Problem statement » Extract the listing in its entirety, keeping each line identical to the original.

BEGIN Task inputs

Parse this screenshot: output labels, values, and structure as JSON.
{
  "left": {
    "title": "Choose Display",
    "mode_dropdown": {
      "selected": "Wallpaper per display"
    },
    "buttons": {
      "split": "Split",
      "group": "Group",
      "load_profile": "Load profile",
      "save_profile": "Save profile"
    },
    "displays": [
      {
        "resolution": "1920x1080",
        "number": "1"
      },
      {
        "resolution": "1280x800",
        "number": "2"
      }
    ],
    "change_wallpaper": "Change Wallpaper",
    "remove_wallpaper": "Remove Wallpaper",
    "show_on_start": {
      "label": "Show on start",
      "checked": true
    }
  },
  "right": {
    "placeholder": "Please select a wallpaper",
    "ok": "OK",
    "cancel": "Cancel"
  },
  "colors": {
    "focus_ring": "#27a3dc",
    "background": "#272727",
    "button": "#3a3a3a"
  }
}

END Task inputs

Task response »
Parse this screenshot: output labels, values, and structure as JSON.
{
  "left": {
    "title": "Choose Display",
    "mode_dropdown": {
      "selected": "Wallpaper per display"
    },
    "buttons": {
      "split": "Split",
      "group": "Group",
      "load_profile": "Load profile",
      "save_profile": "Save profile"
    },
    "displays": [
      {
        "resolution": "1920x1080",
        "number": "1"
      },
      {
        "resolution": "1280x800",
        "number": "2"
      }
    ],
    "change_wallpaper": "Change Wallpaper",
    "remove_wallpaper": "Remove Wallpaper",
    "show_on_start": {
      "label": "Show on start",
      "checked": true
    }
  },
  "right": {
    "placeholder": "Please select a wallpaper",
    "ok": "OK",
    "cancel": "Cancel"
  },
  "colors": {
    "focus_ring": "#27a3dc",
    "background": "#272727",
    "button": "#3a3a3a"
  }
}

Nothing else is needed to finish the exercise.